** Problem requirements **
Copy out each line of the data that holds the word "École".

[start of Record extracts]

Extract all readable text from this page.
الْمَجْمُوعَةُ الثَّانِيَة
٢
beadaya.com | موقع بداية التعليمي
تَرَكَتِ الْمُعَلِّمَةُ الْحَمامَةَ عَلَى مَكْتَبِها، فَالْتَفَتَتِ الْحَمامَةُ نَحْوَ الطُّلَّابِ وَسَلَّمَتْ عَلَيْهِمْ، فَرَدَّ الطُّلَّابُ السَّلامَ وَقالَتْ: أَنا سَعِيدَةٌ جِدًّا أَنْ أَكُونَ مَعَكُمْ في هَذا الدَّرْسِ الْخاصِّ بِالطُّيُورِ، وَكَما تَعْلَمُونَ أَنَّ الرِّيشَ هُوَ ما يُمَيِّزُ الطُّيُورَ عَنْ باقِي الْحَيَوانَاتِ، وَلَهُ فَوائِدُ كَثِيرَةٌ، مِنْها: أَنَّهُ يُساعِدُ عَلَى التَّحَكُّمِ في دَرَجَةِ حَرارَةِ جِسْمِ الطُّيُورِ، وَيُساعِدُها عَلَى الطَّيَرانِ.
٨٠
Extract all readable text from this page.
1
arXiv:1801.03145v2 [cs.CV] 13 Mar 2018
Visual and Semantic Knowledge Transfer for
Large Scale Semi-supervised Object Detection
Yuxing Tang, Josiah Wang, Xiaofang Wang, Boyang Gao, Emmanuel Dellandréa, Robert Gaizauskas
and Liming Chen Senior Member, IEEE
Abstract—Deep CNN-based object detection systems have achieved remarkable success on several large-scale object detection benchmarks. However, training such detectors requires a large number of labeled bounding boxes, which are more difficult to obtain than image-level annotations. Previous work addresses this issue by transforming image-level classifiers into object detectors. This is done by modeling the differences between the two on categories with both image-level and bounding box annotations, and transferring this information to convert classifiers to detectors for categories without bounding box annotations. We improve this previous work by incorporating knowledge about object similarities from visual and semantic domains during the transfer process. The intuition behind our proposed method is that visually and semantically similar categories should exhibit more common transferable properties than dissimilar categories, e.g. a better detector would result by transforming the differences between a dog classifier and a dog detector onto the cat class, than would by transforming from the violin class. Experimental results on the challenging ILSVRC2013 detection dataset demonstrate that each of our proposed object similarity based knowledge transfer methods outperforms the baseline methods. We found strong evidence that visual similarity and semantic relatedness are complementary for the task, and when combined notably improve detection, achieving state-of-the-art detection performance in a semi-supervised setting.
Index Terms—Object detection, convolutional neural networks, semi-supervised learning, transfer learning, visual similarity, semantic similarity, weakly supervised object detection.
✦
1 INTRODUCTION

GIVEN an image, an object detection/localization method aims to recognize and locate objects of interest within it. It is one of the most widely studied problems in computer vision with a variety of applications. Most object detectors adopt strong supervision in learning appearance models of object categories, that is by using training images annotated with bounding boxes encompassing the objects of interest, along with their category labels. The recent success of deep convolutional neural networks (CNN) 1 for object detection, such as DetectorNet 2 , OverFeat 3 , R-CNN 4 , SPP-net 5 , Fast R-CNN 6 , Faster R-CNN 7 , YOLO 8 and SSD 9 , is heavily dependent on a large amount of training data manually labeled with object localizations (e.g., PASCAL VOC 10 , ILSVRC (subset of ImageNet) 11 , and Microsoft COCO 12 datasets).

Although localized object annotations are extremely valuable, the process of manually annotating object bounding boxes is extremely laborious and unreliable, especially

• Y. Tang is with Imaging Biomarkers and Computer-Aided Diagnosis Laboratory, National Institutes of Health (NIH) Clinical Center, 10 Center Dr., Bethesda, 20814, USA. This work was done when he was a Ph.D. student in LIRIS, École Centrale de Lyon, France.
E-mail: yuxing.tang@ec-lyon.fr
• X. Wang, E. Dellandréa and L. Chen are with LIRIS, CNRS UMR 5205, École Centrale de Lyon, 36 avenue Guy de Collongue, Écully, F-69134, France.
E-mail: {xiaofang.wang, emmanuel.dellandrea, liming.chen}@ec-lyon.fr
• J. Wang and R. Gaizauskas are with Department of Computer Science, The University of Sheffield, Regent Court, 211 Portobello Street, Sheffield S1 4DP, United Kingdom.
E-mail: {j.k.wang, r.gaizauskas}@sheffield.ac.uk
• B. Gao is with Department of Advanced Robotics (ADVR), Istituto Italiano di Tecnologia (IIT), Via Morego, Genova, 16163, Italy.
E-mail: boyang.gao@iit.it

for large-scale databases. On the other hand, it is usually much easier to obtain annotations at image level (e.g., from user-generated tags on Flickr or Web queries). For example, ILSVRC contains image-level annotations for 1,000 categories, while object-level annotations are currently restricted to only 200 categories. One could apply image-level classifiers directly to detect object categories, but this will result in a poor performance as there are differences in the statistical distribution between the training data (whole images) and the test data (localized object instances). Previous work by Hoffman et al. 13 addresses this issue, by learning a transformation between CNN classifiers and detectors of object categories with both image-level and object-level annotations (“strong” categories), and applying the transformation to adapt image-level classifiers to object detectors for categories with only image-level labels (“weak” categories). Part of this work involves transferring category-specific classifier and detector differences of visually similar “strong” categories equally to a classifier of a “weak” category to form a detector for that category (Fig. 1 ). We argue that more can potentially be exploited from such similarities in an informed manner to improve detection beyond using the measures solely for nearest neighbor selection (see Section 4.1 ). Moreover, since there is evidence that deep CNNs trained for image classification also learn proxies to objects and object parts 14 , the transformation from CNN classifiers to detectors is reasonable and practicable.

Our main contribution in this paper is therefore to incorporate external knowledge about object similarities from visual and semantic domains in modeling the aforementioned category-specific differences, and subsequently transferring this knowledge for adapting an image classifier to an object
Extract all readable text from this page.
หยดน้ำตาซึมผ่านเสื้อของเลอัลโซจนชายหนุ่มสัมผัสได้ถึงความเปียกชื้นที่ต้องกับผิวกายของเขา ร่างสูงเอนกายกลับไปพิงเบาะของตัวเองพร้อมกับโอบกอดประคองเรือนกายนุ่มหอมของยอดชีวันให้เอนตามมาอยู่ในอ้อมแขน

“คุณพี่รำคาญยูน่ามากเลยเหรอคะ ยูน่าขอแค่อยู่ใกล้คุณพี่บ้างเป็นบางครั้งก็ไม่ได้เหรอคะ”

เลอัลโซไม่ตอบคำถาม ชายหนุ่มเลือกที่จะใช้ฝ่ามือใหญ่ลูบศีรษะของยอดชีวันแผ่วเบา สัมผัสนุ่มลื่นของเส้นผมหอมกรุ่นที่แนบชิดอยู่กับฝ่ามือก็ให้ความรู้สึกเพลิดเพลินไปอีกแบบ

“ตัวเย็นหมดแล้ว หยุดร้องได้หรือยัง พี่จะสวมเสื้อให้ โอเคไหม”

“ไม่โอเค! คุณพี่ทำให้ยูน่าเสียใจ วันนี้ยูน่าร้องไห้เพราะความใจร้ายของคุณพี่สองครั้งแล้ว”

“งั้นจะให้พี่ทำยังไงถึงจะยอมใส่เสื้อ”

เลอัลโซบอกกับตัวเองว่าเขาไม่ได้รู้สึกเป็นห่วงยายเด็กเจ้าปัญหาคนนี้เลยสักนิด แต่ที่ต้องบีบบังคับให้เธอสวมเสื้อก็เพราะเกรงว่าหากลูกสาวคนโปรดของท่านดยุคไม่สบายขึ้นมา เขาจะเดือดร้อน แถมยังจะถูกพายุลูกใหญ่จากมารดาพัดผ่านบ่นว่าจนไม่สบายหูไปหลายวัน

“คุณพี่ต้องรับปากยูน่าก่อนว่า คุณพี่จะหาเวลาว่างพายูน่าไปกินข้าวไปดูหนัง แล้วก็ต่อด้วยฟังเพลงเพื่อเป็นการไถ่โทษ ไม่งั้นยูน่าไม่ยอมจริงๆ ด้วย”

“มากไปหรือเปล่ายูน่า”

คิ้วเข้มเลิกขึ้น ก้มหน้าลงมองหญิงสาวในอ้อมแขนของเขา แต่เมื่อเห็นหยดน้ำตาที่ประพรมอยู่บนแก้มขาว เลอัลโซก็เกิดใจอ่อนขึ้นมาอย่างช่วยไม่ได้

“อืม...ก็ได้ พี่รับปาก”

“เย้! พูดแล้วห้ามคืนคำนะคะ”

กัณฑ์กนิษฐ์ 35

[end of Record extracts]

** Solution for this task **
• Y. Tang is with Imaging Biomarkers and Computer-Aided Diagnosis Laboratory, National Institutes of Health (NIH) Clinical Center, 10 Center Dr., Bethesda, 20814, USA. This work was done when he was a Ph.D. student in LIRIS, École Centrale de Lyon, France.
• X. Wang, E. Dellandréa and L. Chen are with LIRIS, CNRS UMR 5205, École Centrale de Lyon, 36 avenue Guy de Collongue, Écully, F-69134, France.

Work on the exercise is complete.